Problem set:
A – Write out everything in the methane course syllabus from "Student learning outcomes" down to "power point slides.".
B – Answer these questions using the methane course syllabus, one line per answer, each marked like its question.
(i) What will the lectures be conducted with?
(ii) Which two competencies are checked as ones that will be developed?
(iii) What two origins of methane in the environment are given in parentheses in the Class 1 themes?
C – Proceed with the methane course syllabus, starting right after its last line.

Text section:
◆ ◆ ◆ ◆ ◆ ◆ ◆

Student learning outcomes
At the end of this course, students will be able to:
1) Understand the significance of biogeochemical perspectives when tackling environmental problems
2) Explain the material cycle process related to methane and the role of the microbial activities in subsurface biosphere.
3) Acquire the knowledge on the latest results of subsurface microbial research.
Keywords
Subsurface biosphere, methane, methanogen, methane hydrate, natural gas
Competencies that will be developed
| ✔ Specialist skills | ✔ Intercultural skills | Communication skills | Critical thinking skills | Practical and/or problem-solving skills |
Class flow
Lectures will be conducted using power point slides.
Course schedule/Required learning
| Course schedule | Required learning | |
|---|---|---|
| Class 1 | Followings are theme of lecture 1. Origin of methane in the environment (pyrolysis, microorganisms) 2. Methane production process by microorganisms (diversity, activity, isotope fractionation) 3. Distribution and origin of methane hydrate 4. Distribution and origin of natural gas deposits 5. Anaerobic methane oxidation | 1. Explain the origin of methane in the environment. 2. Explain the methane production process by microorganisms. 3. Explain the distribution and origin of methane hydrate. 4. Explain the distribution and origin of natural gas deposits. 5. Explain the anaerobic methane oxidation. |
Textbook(s)

◆ ◆ ◆ ◆ ◆ ◆ ◆

Recorded data:
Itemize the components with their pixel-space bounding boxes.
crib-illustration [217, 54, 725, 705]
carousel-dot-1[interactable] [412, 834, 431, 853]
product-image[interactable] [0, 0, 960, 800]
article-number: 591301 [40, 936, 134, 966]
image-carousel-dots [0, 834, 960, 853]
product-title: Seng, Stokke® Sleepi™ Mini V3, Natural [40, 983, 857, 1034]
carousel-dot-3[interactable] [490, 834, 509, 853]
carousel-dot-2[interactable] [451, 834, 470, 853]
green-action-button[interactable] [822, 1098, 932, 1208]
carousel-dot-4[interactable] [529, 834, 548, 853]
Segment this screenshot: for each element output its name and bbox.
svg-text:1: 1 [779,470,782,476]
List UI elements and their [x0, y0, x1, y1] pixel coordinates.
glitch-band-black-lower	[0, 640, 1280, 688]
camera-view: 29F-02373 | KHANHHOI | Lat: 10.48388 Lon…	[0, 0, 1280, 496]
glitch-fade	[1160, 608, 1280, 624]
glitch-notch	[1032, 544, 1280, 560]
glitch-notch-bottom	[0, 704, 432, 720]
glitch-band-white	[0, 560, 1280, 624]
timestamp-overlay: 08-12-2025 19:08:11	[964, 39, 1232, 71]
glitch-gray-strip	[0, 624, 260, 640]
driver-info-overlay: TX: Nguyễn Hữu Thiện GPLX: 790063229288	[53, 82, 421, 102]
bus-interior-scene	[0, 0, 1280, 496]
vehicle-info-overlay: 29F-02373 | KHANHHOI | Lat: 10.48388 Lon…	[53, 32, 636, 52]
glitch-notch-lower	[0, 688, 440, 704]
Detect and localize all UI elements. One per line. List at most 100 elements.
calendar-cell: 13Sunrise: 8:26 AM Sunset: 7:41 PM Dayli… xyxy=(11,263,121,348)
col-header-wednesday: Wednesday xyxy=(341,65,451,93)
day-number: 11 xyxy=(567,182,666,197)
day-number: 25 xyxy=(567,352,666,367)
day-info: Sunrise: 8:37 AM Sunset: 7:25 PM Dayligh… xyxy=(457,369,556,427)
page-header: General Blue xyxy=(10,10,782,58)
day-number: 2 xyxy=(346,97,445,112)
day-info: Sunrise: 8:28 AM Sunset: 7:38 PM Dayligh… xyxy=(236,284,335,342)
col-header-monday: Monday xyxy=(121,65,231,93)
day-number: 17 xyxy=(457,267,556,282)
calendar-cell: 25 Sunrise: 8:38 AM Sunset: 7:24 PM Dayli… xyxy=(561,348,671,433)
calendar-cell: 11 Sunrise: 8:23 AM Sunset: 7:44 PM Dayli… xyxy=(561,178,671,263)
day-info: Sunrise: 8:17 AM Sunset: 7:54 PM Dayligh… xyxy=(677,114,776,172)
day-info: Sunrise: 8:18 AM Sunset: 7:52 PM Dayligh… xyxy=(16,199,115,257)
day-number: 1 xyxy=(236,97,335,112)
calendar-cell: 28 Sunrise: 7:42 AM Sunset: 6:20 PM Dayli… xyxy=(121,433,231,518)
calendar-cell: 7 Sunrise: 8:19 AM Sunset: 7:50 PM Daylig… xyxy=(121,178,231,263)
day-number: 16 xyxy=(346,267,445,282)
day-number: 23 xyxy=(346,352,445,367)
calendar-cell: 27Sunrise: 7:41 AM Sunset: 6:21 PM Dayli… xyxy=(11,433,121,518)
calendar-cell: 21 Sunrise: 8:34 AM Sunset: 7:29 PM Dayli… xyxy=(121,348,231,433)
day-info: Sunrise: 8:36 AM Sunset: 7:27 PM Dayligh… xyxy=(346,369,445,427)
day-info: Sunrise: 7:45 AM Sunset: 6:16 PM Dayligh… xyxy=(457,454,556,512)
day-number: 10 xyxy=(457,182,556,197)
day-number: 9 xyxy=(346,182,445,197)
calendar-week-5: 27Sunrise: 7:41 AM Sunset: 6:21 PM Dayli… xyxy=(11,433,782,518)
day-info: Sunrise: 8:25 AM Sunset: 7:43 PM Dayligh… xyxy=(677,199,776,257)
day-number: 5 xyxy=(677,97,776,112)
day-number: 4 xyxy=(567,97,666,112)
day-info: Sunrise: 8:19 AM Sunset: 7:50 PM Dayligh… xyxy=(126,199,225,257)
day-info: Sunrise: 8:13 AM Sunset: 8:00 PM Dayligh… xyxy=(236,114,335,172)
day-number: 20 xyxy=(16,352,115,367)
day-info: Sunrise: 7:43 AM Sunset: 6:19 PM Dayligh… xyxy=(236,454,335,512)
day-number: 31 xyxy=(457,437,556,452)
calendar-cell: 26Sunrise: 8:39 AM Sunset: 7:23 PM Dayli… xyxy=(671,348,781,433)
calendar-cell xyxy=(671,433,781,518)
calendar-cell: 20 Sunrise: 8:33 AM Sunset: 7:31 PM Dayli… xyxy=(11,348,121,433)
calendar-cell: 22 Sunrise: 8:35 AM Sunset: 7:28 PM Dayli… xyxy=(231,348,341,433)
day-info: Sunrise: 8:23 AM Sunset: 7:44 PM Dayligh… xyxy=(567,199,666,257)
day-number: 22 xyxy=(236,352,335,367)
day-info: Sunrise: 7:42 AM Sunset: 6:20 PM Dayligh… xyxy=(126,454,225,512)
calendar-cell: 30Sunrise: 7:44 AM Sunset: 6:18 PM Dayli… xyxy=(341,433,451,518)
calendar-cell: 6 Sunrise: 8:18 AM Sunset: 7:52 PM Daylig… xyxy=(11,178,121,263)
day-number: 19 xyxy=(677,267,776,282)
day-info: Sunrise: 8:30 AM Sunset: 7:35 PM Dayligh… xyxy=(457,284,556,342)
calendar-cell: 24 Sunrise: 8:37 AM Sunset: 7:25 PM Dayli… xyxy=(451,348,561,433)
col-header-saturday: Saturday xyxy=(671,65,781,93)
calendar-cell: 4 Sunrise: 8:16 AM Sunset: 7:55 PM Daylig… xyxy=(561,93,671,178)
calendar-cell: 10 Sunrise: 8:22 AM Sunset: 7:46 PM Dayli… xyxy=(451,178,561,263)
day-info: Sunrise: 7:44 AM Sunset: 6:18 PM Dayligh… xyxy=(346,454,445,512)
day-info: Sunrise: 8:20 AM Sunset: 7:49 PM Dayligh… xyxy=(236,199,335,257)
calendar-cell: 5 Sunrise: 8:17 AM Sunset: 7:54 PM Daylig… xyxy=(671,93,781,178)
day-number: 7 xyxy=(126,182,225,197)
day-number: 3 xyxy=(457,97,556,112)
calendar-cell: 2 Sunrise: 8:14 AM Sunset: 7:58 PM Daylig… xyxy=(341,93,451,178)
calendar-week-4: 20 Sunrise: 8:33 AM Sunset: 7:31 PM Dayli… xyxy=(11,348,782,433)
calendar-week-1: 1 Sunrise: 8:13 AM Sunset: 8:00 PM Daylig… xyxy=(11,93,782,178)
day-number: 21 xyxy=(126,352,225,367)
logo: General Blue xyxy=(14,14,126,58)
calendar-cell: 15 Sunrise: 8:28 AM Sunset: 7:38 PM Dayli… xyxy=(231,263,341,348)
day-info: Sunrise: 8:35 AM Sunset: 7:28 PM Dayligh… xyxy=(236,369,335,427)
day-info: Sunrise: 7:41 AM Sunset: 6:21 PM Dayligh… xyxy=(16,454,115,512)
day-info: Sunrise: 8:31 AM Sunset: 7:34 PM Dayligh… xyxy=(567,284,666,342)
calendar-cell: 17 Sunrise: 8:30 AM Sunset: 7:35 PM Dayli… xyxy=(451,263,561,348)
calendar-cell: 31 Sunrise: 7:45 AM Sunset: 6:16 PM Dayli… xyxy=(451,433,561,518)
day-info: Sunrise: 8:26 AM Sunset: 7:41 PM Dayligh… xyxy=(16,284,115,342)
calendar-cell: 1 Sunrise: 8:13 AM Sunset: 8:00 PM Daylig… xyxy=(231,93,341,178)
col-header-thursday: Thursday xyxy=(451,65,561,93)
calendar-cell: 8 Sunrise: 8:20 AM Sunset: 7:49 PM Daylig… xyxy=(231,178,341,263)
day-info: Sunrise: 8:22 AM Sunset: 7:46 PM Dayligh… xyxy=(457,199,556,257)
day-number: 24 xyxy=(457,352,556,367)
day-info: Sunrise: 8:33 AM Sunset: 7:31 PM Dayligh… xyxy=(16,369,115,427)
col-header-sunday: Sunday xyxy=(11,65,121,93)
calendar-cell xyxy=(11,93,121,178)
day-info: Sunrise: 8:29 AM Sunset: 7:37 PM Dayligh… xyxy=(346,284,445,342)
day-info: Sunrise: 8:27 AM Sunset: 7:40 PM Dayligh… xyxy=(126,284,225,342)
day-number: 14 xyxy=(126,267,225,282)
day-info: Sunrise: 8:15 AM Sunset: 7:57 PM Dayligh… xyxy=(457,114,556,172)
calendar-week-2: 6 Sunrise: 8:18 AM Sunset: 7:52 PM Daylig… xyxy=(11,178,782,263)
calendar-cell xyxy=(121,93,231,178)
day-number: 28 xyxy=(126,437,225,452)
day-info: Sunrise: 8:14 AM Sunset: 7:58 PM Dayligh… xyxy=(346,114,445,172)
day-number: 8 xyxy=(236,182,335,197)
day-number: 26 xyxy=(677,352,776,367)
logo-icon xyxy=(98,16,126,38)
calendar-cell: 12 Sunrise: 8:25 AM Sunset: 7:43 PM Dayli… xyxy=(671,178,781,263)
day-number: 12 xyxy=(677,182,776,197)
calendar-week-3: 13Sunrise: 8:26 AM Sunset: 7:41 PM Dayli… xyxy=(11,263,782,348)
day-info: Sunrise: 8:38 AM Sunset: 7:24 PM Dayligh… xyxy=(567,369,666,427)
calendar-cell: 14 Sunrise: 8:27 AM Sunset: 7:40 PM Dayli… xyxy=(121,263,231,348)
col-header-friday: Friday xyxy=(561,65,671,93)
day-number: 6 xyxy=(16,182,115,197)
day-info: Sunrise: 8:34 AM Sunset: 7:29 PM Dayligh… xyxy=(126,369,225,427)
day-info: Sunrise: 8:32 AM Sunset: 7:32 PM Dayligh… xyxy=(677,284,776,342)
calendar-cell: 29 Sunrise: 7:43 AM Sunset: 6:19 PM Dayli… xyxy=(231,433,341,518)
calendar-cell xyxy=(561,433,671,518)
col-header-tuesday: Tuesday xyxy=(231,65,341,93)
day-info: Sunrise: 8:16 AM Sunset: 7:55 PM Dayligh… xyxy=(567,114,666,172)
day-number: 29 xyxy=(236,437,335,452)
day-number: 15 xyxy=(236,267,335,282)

◆ ◆ ◆ ◆ ◆ ◆ ◆

Answers for each item:
A –
Student learning outcomes
At the end of this course, students will be able to:
1) Understand the significance of biogeochemical perspectives when tackling environmental problems
2) Explain the material cycle process related to methane and the role of the microbial activities in subsurface biosphere.
3) Acquire the knowledge on the latest results of subsurface microbial research.
Keywords
Subsurface biosphere, methane, methanogen, methane hydrate, natural gas
Competencies that will be developed
| ✔ Specialist skills | ✔ Intercultural skills | Communication skills | Critical thinking skills | Practical and/or problem-solving skills |
Class flow
Lectures will be conducted using power point slides.

B –
(i) Power point slides.
(ii) Specialist skills and intercultural skills.
(iii) Pyrolysis and microorganisms.

C –
None required.
Reference books, course materials, etc.
None required.
Assessment criteria and methods
Attendance is taken in every class. Full attendance is compulsory. Report on relation between global warming problem and cycles of chemical substances is assessed.
Related courses
- CAP.I405 : Environmental Chemistry
- CAP.I482 : Introduction to the Frontiers of Environmental Chemistry II
- CAP.I419 : Analytical Techniques for Environmental Chemistry
- CAP.I536 : Advanced Material Cycle Analysis
- CAP.I435 : Advanced Geochemistry
Prerequisites (i.e., required knowledge, skills, courses, etc.)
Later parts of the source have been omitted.